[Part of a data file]
■ ■ ■
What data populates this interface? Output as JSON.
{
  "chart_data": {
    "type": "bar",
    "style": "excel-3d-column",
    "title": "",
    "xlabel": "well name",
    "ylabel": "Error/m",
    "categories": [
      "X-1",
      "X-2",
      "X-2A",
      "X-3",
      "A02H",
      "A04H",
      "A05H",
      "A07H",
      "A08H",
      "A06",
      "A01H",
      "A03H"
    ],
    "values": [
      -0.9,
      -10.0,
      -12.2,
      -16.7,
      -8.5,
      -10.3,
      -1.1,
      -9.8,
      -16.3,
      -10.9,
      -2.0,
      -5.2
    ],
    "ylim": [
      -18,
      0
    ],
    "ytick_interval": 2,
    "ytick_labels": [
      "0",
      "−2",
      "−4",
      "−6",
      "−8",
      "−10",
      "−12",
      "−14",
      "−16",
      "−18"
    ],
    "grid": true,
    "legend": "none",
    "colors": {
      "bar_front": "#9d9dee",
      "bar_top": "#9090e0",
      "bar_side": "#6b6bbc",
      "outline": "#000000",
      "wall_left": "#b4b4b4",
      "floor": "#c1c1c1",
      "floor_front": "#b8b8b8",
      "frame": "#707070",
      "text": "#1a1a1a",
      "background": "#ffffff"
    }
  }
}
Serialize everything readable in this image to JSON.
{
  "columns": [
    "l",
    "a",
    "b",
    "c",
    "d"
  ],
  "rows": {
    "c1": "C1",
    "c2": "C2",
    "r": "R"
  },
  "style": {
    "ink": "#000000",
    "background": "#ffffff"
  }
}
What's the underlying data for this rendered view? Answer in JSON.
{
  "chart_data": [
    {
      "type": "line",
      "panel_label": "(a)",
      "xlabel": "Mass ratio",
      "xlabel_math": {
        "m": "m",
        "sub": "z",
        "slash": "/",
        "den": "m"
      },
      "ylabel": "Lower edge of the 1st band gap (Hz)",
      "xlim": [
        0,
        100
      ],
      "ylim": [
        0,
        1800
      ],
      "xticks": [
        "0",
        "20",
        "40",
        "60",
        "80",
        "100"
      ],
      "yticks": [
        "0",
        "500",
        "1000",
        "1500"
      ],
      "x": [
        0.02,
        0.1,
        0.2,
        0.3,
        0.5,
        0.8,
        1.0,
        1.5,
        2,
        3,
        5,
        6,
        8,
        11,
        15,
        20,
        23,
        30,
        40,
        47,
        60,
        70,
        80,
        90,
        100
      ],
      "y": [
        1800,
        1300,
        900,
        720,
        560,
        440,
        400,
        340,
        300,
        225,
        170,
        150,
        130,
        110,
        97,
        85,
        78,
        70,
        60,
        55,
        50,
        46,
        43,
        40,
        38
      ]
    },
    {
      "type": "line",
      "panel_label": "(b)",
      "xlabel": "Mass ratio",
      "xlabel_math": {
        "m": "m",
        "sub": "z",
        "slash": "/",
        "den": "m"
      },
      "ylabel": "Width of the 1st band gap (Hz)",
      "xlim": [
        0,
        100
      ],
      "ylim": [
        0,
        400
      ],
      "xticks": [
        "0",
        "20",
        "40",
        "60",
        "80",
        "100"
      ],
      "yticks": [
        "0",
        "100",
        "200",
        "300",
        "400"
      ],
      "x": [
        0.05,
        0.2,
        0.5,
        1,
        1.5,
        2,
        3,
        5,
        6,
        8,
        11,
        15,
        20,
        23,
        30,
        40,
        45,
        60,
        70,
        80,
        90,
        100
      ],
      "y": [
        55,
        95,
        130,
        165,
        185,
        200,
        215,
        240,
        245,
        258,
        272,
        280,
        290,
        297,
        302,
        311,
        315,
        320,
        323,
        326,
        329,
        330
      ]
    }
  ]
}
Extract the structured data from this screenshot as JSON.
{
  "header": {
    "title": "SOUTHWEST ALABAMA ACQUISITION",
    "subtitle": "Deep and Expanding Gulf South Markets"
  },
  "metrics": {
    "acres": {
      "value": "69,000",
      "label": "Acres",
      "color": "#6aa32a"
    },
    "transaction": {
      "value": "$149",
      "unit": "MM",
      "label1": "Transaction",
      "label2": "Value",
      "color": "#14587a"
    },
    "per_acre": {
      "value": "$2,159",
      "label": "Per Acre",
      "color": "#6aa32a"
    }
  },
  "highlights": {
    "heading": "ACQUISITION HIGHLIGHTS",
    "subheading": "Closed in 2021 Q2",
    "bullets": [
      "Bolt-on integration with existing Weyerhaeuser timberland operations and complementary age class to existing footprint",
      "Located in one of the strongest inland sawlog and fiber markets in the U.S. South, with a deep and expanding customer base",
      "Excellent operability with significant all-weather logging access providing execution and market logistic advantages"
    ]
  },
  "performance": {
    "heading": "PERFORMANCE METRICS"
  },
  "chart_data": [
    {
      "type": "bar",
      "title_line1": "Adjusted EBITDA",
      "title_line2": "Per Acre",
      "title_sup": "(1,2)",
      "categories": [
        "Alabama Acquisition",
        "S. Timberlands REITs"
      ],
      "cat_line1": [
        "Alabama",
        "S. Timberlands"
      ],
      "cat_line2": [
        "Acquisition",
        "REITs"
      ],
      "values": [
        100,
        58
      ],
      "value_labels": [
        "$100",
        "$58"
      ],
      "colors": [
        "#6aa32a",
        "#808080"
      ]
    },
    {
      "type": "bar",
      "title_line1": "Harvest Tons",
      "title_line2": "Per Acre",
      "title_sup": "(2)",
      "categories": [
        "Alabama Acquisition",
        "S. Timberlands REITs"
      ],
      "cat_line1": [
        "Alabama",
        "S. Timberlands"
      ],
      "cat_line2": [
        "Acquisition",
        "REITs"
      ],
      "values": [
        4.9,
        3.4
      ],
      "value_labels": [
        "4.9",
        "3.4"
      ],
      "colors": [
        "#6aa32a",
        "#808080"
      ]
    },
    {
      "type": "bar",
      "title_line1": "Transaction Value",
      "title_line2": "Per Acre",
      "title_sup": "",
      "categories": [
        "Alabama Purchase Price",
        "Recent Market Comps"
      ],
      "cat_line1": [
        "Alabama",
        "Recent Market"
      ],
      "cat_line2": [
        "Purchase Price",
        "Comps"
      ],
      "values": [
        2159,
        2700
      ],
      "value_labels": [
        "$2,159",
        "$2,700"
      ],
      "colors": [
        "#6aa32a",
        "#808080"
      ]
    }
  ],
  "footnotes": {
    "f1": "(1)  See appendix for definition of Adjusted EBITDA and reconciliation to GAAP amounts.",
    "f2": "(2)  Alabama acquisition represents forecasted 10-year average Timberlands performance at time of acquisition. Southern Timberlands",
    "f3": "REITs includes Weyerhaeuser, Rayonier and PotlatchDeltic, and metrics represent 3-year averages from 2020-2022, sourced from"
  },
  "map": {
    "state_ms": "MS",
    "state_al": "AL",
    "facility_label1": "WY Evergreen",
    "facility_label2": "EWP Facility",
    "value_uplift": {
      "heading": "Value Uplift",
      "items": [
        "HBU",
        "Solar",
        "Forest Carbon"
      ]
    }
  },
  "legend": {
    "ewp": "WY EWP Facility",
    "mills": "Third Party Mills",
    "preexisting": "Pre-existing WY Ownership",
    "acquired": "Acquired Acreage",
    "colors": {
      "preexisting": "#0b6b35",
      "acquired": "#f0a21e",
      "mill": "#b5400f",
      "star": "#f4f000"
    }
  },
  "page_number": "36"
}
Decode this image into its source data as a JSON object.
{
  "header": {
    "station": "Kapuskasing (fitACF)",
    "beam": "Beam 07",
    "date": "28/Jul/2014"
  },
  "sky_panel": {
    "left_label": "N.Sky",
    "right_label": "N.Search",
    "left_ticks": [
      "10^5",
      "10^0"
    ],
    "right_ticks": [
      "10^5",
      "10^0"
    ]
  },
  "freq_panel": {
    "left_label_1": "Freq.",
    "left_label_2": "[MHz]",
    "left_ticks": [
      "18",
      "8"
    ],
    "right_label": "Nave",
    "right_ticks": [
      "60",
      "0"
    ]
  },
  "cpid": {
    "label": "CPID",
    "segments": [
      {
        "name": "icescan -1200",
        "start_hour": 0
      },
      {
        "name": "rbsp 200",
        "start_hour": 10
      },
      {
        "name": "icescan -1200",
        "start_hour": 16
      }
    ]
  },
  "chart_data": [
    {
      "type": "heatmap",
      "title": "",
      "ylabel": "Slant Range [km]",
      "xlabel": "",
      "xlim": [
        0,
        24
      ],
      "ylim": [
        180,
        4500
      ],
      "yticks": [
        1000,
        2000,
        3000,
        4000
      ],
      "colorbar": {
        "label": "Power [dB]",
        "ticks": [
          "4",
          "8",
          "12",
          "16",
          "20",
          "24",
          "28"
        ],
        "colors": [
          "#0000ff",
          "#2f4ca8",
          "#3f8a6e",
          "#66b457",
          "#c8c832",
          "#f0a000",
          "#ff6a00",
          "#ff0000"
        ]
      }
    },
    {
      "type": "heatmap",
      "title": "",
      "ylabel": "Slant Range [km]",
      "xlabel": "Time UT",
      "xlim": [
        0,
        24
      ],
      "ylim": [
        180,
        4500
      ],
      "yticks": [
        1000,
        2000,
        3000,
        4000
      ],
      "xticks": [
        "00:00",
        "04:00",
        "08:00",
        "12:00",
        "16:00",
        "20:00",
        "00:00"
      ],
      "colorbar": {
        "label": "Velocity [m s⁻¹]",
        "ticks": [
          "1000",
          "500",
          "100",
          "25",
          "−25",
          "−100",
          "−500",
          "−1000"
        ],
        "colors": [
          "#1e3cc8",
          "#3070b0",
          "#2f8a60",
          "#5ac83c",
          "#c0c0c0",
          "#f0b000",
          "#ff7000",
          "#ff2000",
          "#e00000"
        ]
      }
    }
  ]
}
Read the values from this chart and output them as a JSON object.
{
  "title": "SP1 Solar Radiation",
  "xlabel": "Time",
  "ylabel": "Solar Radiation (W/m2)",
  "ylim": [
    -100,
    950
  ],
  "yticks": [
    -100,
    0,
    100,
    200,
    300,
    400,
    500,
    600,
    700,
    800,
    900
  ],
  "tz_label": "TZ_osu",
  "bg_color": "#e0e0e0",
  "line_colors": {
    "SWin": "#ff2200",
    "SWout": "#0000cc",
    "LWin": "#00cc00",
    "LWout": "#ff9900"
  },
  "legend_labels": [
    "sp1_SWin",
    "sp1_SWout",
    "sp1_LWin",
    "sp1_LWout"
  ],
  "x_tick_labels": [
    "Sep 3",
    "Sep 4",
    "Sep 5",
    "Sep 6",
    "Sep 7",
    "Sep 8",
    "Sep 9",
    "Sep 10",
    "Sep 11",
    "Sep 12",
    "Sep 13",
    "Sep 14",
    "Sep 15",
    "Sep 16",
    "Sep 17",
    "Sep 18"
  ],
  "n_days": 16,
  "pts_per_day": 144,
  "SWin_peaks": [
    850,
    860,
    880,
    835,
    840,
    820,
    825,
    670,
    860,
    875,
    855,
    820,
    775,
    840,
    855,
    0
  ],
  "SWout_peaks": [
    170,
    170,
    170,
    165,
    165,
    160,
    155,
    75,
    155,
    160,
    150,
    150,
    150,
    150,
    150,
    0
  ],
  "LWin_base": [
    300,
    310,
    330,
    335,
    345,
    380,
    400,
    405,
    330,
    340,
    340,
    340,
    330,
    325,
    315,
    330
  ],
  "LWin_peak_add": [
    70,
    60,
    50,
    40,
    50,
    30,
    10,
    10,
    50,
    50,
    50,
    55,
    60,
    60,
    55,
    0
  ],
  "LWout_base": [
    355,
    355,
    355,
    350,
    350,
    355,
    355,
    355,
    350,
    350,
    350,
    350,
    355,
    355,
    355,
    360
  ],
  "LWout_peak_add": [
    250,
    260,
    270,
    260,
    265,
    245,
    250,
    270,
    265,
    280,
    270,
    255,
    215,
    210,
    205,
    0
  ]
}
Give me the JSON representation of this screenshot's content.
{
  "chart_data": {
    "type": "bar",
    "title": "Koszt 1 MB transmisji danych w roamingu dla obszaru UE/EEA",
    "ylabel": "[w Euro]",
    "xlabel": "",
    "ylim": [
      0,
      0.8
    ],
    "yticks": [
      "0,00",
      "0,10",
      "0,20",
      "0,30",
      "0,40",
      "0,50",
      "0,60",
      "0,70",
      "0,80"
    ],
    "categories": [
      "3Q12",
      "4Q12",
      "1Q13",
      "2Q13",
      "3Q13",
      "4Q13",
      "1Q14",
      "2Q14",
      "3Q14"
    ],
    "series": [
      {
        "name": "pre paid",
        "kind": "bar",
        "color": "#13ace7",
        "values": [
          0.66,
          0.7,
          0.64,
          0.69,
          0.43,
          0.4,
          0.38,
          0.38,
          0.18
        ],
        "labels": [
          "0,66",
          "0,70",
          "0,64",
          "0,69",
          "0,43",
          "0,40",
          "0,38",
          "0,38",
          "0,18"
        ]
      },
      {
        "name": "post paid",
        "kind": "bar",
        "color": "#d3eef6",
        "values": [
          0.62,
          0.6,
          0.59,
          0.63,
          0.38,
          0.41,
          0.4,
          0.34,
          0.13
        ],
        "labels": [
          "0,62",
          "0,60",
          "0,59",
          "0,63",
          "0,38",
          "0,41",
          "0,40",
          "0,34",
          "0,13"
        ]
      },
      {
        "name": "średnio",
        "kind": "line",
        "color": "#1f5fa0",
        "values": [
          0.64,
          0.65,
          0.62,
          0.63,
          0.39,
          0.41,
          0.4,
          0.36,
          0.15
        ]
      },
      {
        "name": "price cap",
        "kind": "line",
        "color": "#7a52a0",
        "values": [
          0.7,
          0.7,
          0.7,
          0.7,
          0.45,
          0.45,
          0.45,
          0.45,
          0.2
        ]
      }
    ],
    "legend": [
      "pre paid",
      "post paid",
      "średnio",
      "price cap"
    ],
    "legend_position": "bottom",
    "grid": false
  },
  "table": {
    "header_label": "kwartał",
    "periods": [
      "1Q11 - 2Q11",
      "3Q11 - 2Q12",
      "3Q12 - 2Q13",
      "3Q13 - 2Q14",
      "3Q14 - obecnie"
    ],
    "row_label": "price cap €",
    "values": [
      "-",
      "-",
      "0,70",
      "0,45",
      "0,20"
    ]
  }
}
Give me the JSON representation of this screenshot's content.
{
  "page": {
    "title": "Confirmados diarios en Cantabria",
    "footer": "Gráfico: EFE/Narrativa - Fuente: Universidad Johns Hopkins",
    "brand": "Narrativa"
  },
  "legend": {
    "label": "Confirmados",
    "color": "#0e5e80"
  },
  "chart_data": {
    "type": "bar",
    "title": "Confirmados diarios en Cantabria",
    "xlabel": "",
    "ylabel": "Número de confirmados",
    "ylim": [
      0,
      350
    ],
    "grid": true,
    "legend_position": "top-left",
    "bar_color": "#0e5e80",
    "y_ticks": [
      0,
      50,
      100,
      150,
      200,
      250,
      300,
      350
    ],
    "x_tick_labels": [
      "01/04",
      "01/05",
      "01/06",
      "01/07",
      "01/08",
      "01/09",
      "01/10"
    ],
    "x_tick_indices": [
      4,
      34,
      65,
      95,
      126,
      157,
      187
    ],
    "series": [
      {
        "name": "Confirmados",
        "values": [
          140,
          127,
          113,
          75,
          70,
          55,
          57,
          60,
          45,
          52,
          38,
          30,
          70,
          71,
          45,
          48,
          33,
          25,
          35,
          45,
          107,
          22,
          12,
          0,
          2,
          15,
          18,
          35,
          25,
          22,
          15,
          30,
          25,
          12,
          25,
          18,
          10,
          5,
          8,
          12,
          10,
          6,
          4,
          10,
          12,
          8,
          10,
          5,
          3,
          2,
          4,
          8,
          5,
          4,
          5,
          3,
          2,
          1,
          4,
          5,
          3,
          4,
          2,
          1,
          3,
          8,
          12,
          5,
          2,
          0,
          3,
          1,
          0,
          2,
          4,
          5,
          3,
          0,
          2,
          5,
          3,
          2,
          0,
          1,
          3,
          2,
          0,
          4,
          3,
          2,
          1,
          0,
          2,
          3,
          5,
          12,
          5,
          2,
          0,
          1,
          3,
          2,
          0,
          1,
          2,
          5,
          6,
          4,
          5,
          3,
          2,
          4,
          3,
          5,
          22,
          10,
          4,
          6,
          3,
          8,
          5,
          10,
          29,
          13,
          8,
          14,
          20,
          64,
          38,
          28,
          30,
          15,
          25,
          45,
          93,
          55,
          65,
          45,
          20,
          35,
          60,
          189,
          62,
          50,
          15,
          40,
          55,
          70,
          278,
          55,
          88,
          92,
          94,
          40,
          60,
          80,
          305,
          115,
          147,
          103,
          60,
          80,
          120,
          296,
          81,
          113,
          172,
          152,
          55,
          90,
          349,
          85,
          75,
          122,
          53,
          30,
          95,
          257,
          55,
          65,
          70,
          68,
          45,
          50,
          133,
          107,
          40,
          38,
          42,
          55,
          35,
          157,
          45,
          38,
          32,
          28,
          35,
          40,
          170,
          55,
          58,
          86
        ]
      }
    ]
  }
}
■ ■ ■
Reproduce each line holding the word "Adjusted".

      "title_line1": "Adjusted EBITDA",
    "f1": "(1)  See appendix for definition of Adjusted EBITDA and reconciliation to GAAP amounts.",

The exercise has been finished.